- Source data -
* START *

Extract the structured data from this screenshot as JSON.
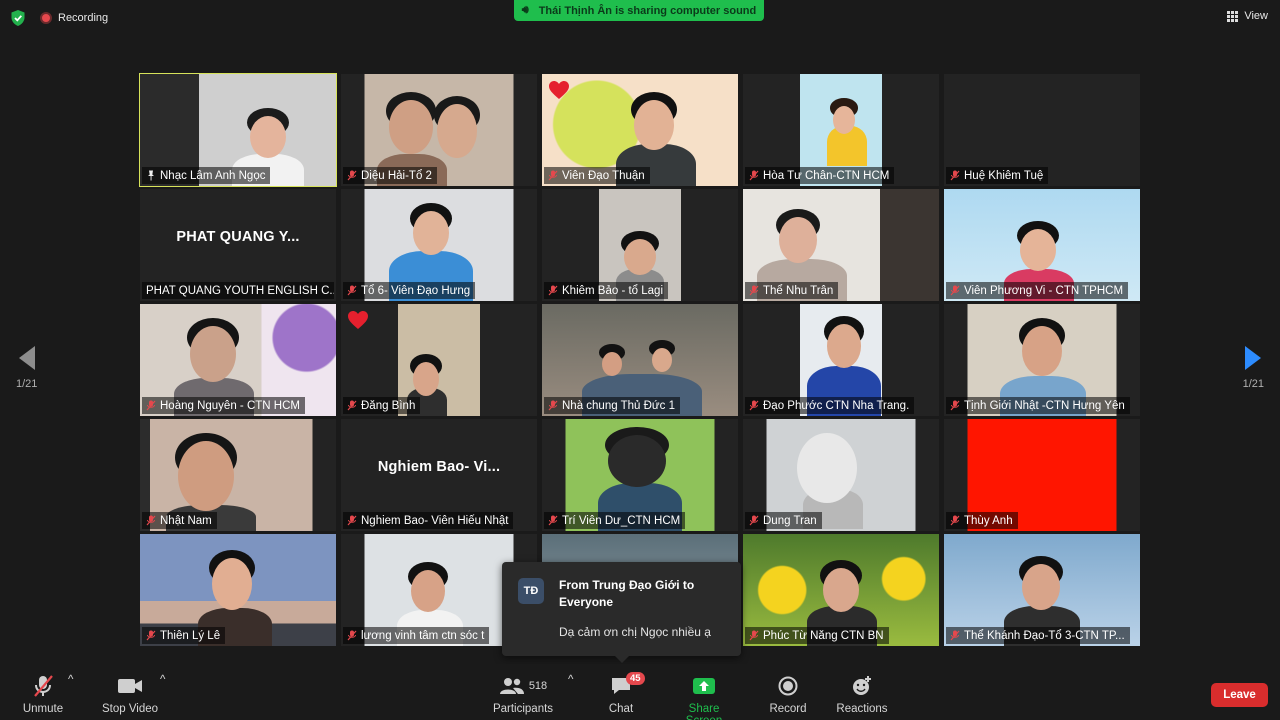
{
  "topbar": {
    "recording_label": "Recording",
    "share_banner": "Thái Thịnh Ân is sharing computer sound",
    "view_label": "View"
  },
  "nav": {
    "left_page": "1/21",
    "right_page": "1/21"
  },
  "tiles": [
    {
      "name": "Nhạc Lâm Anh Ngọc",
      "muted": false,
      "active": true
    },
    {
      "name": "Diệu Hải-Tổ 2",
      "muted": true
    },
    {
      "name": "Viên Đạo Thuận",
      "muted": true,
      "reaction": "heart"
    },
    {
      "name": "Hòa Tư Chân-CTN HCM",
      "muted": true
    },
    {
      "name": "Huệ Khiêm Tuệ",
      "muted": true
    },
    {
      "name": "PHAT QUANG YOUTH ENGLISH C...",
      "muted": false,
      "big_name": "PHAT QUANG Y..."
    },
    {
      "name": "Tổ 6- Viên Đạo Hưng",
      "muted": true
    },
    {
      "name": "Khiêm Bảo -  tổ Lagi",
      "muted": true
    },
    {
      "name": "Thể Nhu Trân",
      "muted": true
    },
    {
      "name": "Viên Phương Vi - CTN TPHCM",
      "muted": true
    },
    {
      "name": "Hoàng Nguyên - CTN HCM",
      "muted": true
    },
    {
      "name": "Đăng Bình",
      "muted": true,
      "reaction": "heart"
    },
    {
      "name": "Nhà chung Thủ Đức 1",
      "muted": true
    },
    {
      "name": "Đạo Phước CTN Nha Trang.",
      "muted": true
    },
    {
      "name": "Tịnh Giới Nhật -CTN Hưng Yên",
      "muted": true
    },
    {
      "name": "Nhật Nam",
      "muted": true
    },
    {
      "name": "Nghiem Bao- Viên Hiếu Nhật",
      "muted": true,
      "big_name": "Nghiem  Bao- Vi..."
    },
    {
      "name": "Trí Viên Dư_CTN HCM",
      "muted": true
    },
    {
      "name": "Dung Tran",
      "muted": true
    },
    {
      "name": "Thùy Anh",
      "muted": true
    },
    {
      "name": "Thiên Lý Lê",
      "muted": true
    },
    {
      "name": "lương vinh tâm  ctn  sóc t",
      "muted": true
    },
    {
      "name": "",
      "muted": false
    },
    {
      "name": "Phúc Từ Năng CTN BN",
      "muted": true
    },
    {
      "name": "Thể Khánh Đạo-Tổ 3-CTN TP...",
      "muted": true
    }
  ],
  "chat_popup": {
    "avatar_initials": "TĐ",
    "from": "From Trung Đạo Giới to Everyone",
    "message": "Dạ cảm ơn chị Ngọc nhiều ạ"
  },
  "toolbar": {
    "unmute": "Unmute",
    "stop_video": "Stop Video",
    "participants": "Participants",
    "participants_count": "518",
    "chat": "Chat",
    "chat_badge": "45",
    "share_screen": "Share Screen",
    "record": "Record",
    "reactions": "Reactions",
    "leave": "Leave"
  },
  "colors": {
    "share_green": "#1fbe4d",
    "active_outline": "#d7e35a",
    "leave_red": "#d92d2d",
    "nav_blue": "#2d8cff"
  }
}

* END *
* START *

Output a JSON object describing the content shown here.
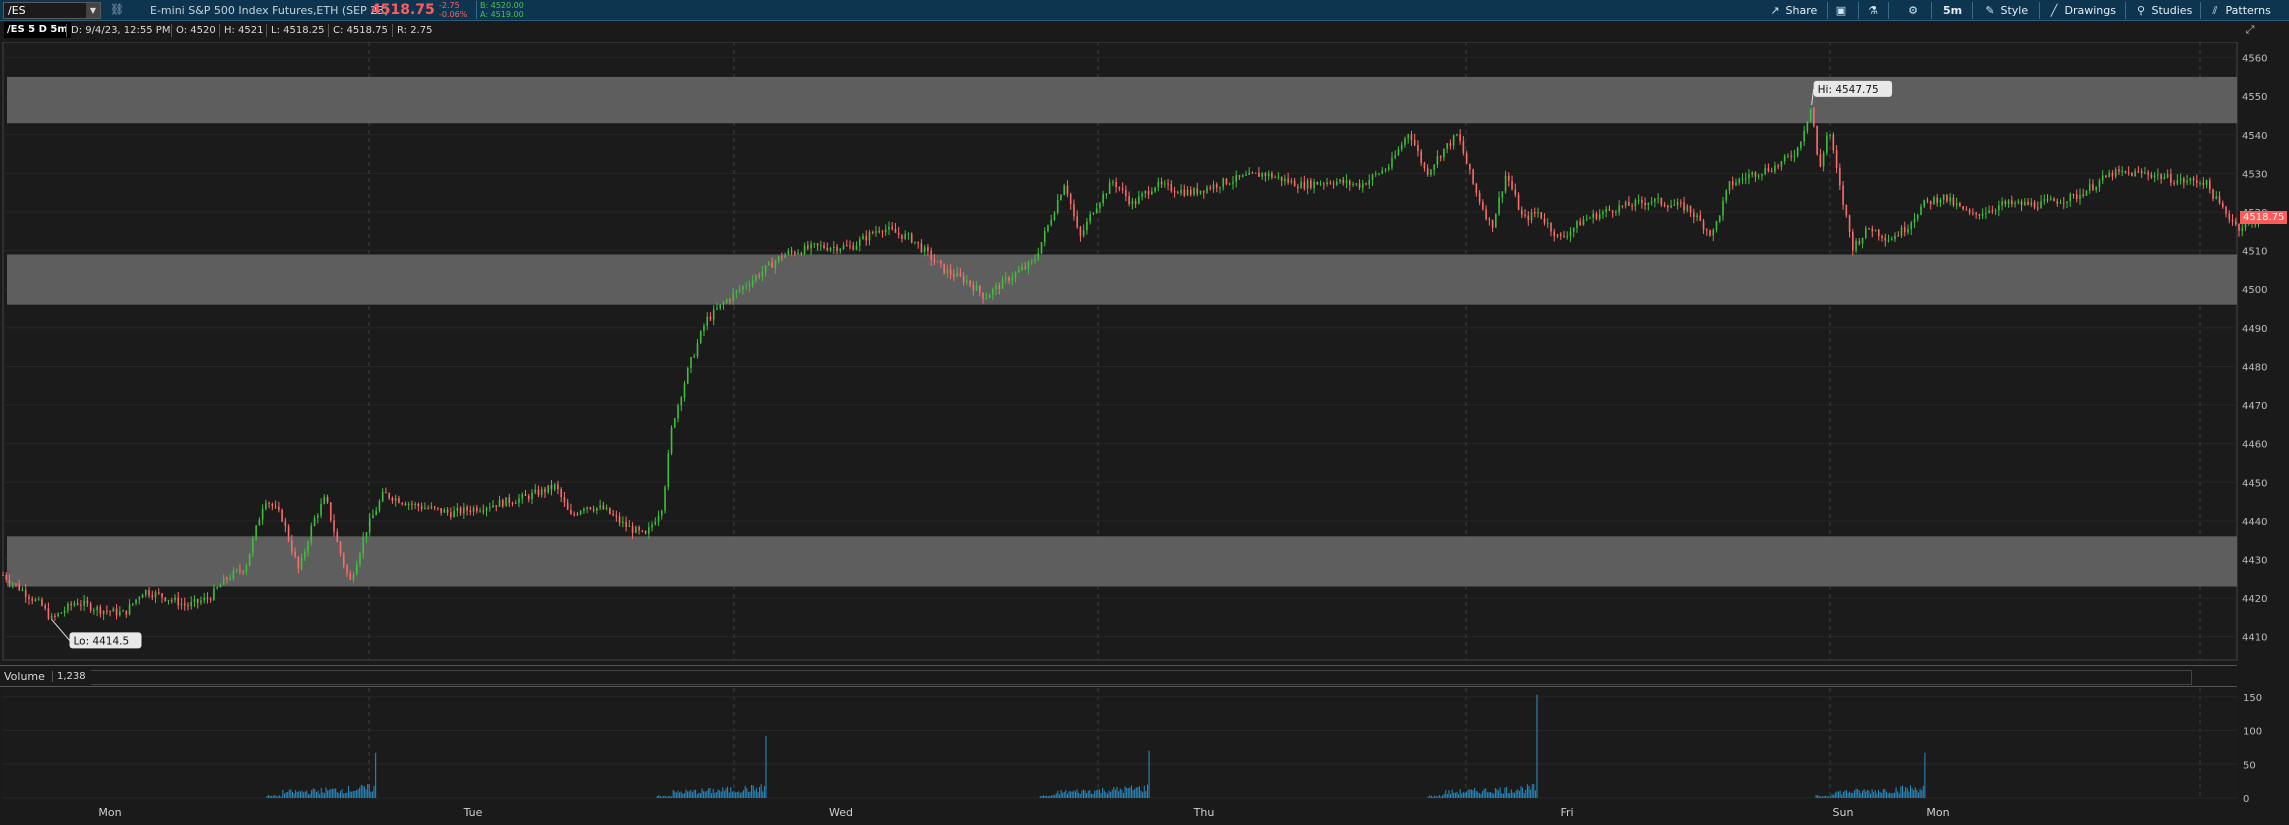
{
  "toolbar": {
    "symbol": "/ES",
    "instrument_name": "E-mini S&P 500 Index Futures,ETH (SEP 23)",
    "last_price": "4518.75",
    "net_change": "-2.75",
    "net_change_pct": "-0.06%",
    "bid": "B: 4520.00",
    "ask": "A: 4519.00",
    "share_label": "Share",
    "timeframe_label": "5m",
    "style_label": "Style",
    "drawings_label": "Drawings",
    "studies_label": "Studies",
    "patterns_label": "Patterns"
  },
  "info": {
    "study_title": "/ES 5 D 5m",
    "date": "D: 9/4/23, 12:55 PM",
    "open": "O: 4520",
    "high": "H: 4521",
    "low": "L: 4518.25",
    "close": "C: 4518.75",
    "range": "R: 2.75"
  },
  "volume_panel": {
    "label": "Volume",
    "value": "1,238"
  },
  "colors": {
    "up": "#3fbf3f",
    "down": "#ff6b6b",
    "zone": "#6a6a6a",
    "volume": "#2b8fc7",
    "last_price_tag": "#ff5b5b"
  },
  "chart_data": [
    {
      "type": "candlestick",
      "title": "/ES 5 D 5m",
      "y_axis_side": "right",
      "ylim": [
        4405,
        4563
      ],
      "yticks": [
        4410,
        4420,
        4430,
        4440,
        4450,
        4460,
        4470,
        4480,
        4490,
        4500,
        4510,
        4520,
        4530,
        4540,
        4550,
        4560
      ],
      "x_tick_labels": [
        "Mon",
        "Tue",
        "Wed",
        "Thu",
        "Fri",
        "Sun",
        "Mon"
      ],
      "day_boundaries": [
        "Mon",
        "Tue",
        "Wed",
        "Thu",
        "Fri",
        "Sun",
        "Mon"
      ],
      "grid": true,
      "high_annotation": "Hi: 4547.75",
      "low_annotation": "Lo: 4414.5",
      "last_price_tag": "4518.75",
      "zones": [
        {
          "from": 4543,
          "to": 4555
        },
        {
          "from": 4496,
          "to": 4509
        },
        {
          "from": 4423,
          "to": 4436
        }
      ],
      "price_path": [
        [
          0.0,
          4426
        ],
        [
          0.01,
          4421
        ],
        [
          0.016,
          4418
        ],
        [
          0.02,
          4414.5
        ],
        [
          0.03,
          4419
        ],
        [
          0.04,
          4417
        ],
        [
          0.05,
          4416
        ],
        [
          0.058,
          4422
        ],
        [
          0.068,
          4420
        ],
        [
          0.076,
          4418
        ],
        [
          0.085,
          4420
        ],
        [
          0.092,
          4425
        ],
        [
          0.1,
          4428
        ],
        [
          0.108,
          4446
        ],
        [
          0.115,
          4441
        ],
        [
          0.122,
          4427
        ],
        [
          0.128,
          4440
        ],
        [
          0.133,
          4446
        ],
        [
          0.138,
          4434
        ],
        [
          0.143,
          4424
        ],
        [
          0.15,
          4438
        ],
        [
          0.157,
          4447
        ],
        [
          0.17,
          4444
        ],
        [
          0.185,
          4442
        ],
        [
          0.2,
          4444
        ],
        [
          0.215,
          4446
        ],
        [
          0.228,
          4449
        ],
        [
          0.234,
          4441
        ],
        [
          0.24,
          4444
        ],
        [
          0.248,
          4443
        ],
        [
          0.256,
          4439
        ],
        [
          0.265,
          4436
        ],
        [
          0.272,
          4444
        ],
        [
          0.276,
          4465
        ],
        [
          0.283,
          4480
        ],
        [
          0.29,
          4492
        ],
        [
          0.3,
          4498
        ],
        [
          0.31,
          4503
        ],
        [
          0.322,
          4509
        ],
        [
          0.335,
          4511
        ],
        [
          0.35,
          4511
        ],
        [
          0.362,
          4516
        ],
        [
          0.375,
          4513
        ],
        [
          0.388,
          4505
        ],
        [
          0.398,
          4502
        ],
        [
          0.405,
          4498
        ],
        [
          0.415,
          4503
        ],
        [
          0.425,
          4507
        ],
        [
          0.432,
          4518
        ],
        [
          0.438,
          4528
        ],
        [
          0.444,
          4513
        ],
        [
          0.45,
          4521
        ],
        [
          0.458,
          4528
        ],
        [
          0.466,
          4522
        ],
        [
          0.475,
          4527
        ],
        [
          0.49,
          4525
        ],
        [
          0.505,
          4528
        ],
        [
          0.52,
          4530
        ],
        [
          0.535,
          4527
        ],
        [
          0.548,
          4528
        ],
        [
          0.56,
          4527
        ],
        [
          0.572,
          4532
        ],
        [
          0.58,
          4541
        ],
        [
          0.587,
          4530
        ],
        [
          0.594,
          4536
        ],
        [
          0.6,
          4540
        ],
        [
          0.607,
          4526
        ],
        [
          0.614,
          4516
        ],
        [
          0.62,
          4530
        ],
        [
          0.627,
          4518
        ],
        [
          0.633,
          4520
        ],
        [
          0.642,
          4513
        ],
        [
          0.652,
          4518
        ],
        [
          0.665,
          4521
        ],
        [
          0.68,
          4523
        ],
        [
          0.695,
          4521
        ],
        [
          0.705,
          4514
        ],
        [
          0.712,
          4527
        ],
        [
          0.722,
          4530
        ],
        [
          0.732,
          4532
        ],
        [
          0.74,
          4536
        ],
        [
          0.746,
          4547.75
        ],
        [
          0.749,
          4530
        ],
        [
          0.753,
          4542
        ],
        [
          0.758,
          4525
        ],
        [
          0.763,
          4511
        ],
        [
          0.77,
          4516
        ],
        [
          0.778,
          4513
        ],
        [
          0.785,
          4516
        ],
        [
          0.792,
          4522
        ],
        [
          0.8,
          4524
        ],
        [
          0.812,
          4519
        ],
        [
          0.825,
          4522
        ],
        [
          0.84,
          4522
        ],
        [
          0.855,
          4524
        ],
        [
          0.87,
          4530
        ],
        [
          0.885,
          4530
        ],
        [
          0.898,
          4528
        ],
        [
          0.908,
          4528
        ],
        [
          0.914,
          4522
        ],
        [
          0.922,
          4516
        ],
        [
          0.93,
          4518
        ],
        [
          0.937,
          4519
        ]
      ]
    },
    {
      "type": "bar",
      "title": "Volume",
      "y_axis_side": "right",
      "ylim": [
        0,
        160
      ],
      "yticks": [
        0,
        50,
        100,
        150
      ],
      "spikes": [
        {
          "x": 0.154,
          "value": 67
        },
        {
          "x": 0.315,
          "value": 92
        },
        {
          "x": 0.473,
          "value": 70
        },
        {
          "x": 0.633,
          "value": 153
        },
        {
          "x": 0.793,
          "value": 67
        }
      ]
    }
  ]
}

* END *
* START *

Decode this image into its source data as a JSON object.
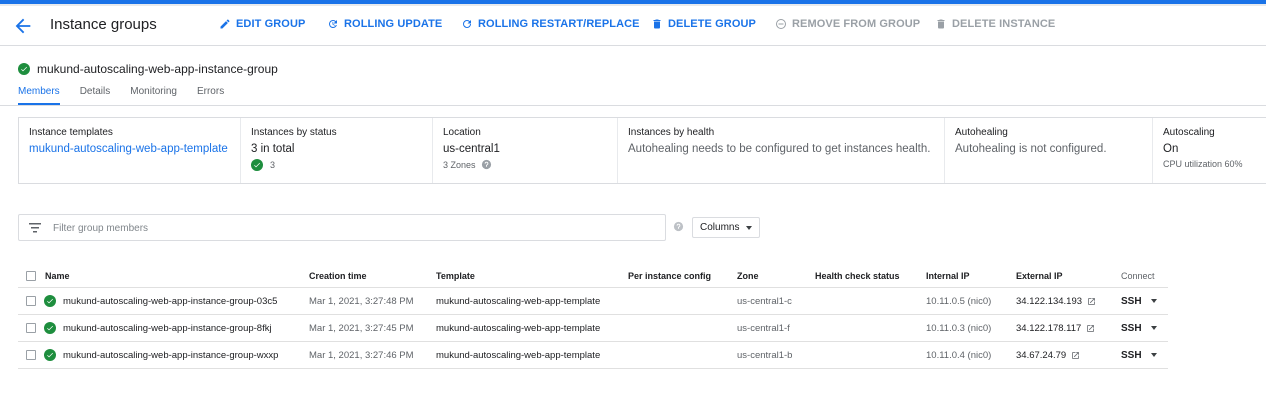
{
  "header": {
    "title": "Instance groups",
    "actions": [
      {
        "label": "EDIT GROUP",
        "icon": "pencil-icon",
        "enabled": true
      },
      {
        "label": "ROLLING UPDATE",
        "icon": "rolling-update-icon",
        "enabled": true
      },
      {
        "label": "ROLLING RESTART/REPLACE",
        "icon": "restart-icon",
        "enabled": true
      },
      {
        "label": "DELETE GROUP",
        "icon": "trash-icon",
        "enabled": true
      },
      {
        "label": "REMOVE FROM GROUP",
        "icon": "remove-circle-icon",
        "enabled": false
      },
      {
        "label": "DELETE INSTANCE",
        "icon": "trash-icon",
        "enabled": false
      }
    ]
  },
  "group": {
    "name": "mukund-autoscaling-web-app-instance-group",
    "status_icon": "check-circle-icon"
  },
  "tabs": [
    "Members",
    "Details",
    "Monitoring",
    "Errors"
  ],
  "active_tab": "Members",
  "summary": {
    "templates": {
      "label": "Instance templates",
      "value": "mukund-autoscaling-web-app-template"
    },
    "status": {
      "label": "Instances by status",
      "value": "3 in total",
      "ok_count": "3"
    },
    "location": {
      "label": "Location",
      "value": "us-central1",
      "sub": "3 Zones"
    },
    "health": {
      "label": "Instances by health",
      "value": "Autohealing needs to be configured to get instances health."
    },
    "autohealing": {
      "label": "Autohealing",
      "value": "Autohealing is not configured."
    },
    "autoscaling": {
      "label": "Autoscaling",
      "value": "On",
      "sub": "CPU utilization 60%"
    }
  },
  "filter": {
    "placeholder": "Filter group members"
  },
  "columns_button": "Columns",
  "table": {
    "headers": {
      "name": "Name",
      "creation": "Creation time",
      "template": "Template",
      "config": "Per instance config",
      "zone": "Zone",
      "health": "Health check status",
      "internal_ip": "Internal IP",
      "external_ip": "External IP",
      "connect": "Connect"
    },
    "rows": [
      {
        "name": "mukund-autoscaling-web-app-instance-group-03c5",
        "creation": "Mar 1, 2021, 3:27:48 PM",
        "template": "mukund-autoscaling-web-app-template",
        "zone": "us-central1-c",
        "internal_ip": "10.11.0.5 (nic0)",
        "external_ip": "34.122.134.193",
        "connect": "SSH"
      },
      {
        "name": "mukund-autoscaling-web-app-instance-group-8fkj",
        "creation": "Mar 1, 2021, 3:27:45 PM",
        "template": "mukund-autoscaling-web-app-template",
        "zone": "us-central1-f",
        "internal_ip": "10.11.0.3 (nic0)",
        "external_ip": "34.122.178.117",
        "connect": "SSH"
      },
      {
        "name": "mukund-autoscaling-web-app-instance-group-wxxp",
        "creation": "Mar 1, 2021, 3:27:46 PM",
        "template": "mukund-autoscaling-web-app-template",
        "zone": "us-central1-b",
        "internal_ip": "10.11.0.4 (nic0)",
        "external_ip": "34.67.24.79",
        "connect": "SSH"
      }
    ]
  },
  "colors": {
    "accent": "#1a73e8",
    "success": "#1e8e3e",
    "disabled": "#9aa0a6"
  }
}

* END *

- Task prompt -
Within the data above, pick out all lines holding the word "Viên".

- Correct output -
      "name": "Viên Đạo Thuận",
      "name": "Tổ 6- Viên Đạo Hưng",
      "name": "Viên Phương Vi - CTN TPHCM",
      "name": "Nghiem Bao- Viên Hiếu Nhật",
      "name": "Trí Viên Dư_CTN HCM",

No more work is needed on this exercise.